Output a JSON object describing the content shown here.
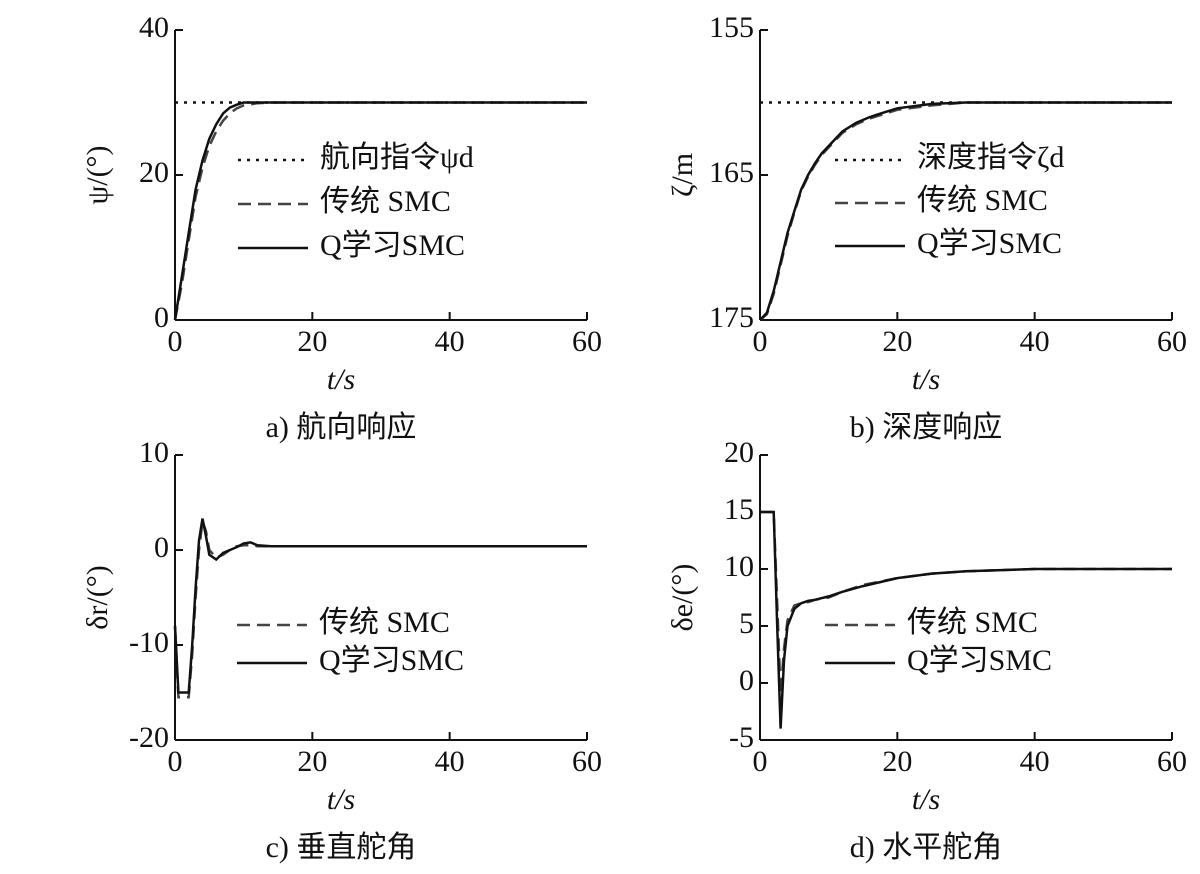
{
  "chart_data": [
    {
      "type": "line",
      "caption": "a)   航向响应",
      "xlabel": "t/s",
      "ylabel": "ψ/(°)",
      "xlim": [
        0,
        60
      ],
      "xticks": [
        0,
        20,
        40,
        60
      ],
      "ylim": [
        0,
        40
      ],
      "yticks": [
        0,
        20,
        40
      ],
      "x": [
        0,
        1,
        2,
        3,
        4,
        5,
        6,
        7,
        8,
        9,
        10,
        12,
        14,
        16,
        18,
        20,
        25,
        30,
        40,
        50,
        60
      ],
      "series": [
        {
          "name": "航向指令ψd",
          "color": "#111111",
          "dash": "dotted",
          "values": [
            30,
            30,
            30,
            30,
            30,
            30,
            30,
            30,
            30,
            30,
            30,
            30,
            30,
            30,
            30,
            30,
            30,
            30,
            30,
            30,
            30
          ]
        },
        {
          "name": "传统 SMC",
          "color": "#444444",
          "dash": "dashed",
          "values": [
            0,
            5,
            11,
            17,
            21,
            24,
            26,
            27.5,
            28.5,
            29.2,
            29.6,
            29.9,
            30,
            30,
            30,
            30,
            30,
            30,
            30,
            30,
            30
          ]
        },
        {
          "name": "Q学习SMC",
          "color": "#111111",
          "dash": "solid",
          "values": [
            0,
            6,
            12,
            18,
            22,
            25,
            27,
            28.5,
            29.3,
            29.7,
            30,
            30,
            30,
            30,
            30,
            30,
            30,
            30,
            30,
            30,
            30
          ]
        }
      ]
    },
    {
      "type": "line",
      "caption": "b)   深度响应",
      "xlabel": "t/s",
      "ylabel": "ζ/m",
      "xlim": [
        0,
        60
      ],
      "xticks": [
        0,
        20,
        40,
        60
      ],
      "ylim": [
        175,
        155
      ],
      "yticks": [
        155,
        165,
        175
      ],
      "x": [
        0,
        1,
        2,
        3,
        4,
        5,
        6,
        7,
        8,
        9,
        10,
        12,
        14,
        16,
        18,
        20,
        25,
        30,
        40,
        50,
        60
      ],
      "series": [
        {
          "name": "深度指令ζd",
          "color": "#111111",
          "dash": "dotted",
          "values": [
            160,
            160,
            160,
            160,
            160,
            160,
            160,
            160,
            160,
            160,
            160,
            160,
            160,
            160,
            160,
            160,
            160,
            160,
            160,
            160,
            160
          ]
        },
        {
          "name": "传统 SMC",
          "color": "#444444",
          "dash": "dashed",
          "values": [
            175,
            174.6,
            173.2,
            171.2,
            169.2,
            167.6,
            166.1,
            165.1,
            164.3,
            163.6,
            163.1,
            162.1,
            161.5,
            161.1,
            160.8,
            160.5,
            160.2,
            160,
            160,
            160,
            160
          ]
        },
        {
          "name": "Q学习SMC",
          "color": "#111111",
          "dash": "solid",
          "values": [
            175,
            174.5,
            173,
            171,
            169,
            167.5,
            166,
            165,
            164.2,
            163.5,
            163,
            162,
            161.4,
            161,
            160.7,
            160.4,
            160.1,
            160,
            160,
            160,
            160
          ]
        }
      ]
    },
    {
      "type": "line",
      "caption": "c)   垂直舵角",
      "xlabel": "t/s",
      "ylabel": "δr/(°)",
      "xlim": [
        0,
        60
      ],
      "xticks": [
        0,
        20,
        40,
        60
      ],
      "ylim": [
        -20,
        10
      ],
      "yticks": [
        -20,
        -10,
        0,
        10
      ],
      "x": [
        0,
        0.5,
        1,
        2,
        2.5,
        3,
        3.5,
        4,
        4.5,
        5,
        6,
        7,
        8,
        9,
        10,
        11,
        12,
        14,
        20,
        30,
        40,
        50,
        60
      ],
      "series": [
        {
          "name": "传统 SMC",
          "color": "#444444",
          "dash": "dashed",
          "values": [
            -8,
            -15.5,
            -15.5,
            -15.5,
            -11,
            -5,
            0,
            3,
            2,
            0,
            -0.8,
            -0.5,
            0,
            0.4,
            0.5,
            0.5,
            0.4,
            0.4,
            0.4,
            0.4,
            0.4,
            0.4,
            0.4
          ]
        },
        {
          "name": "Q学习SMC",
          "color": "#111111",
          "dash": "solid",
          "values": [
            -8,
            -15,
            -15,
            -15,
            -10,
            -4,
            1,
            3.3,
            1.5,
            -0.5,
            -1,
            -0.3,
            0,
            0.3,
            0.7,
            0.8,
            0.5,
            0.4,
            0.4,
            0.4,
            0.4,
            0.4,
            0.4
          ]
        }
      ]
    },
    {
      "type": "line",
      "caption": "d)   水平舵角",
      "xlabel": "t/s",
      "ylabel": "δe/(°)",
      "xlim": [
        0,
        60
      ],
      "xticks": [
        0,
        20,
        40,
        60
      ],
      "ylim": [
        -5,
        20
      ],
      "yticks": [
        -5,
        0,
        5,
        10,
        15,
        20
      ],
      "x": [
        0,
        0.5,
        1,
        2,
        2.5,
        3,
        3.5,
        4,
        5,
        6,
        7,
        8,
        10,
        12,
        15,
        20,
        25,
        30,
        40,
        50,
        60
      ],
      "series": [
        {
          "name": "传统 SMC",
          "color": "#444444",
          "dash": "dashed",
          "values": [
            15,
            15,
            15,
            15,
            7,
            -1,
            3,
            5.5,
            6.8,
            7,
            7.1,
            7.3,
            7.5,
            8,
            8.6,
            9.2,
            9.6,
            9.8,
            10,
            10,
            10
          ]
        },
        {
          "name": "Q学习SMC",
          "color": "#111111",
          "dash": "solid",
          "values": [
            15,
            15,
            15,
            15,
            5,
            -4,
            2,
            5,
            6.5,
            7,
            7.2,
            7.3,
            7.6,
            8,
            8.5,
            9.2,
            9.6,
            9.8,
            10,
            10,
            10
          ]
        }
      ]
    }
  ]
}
---------------
* THE PROBLEM
Every line above should be repeated exactly; pictures stay out of the copy.

* ANSWER FOR THIS EXERCISE
Output a JSON object describing the content shown here.
{
  "chart_data": [
    {
      "type": "line",
      "caption": "a)   航向响应",
      "xlabel": "t/s",
      "ylabel": "ψ/(°)",
      "xlim": [
        0,
        60
      ],
      "xticks": [
        0,
        20,
        40,
        60
      ],
      "ylim": [
        0,
        40
      ],
      "yticks": [
        0,
        20,
        40
      ],
      "x": [
        0,
        1,
        2,
        3,
        4,
        5,
        6,
        7,
        8,
        9,
        10,
        12,
        14,
        16,
        18,
        20,
        25,
        30,
        40,
        50,
        60
      ],
      "series": [
        {
          "name": "航向指令ψd",
          "color": "#111111",
          "dash": "dotted",
          "values": [
            30,
            30,
            30,
            30,
            30,
            30,
            30,
            30,
            30,
            30,
            30,
            30,
            30,
            30,
            30,
            30,
            30,
            30,
            30,
            30,
            30
          ]
        },
        {
          "name": "传统 SMC",
          "color": "#444444",
          "dash": "dashed",
          "values": [
            0,
            5,
            11,
            17,
            21,
            24,
            26,
            27.5,
            28.5,
            29.2,
            29.6,
            29.9,
            30,
            30,
            30,
            30,
            30,
            30,
            30,
            30,
            30
          ]
        },
        {
          "name": "Q学习SMC",
          "color": "#111111",
          "dash": "solid",
          "values": [
            0,
            6,
            12,
            18,
            22,
            25,
            27,
            28.5,
            29.3,
            29.7,
            30,
            30,
            30,
            30,
            30,
            30,
            30,
            30,
            30,
            30,
            30
          ]
        }
      ]
    },
    {
      "type": "line",
      "caption": "b)   深度响应",
      "xlabel": "t/s",
      "ylabel": "ζ/m",
      "xlim": [
        0,
        60
      ],
      "xticks": [
        0,
        20,
        40,
        60
      ],
      "ylim": [
        175,
        155
      ],
      "yticks": [
        155,
        165,
        175
      ],
      "x": [
        0,
        1,
        2,
        3,
        4,
        5,
        6,
        7,
        8,
        9,
        10,
        12,
        14,
        16,
        18,
        20,
        25,
        30,
        40,
        50,
        60
      ],
      "series": [
        {
          "name": "深度指令ζd",
          "color": "#111111",
          "dash": "dotted",
          "values": [
            160,
            160,
            160,
            160,
            160,
            160,
            160,
            160,
            160,
            160,
            160,
            160,
            160,
            160,
            160,
            160,
            160,
            160,
            160,
            160,
            160
          ]
        },
        {
          "name": "传统 SMC",
          "color": "#444444",
          "dash": "dashed",
          "values": [
            175,
            174.6,
            173.2,
            171.2,
            169.2,
            167.6,
            166.1,
            165.1,
            164.3,
            163.6,
            163.1,
            162.1,
            161.5,
            161.1,
            160.8,
            160.5,
            160.2,
            160,
            160,
            160,
            160
          ]
        },
        {
          "name": "Q学习SMC",
          "color": "#111111",
          "dash": "solid",
          "values": [
            175,
            174.5,
            173,
            171,
            169,
            167.5,
            166,
            165,
            164.2,
            163.5,
            163,
            162,
            161.4,
            161,
            160.7,
            160.4,
            160.1,
            160,
            160,
            160,
            160
          ]
        }
      ]
    },
    {
      "type": "line",
      "caption": "c)   垂直舵角",
      "xlabel": "t/s",
      "ylabel": "δr/(°)",
      "xlim": [
        0,
        60
      ],
      "xticks": [
        0,
        20,
        40,
        60
      ],
      "ylim": [
        -20,
        10
      ],
      "yticks": [
        -20,
        -10,
        0,
        10
      ],
      "x": [
        0,
        0.5,
        1,
        2,
        2.5,
        3,
        3.5,
        4,
        4.5,
        5,
        6,
        7,
        8,
        9,
        10,
        11,
        12,
        14,
        20,
        30,
        40,
        50,
        60
      ],
      "series": [
        {
          "name": "传统 SMC",
          "color": "#444444",
          "dash": "dashed",
          "values": [
            -8,
            -15.5,
            -15.5,
            -15.5,
            -11,
            -5,
            0,
            3,
            2,
            0,
            -0.8,
            -0.5,
            0,
            0.4,
            0.5,
            0.5,
            0.4,
            0.4,
            0.4,
            0.4,
            0.4,
            0.4,
            0.4
          ]
        },
        {
          "name": "Q学习SMC",
          "color": "#111111",
          "dash": "solid",
          "values": [
            -8,
            -15,
            -15,
            -15,
            -10,
            -4,
            1,
            3.3,
            1.5,
            -0.5,
            -1,
            -0.3,
            0,
            0.3,
            0.7,
            0.8,
            0.5,
            0.4,
            0.4,
            0.4,
            0.4,
            0.4,
            0.4
          ]
        }
      ]
    },
    {
      "type": "line",
      "caption": "d)   水平舵角",
      "xlabel": "t/s",
      "ylabel": "δe/(°)",
      "xlim": [
        0,
        60
      ],
      "xticks": [
        0,
        20,
        40,
        60
      ],
      "ylim": [
        -5,
        20
      ],
      "yticks": [
        -5,
        0,
        5,
        10,
        15,
        20
      ],
      "x": [
        0,
        0.5,
        1,
        2,
        2.5,
        3,
        3.5,
        4,
        5,
        6,
        7,
        8,
        10,
        12,
        15,
        20,
        25,
        30,
        40,
        50,
        60
      ],
      "series": [
        {
          "name": "传统 SMC",
          "color": "#444444",
          "dash": "dashed",
          "values": [
            15,
            15,
            15,
            15,
            7,
            -1,
            3,
            5.5,
            6.8,
            7,
            7.1,
            7.3,
            7.5,
            8,
            8.6,
            9.2,
            9.6,
            9.8,
            10,
            10,
            10
          ]
        },
        {
          "name": "Q学习SMC",
          "color": "#111111",
          "dash": "solid",
          "values": [
            15,
            15,
            15,
            15,
            5,
            -4,
            2,
            5,
            6.5,
            7,
            7.2,
            7.3,
            7.6,
            8,
            8.5,
            9.2,
            9.6,
            9.8,
            10,
            10,
            10
          ]
        }
      ]
    }
  ]
}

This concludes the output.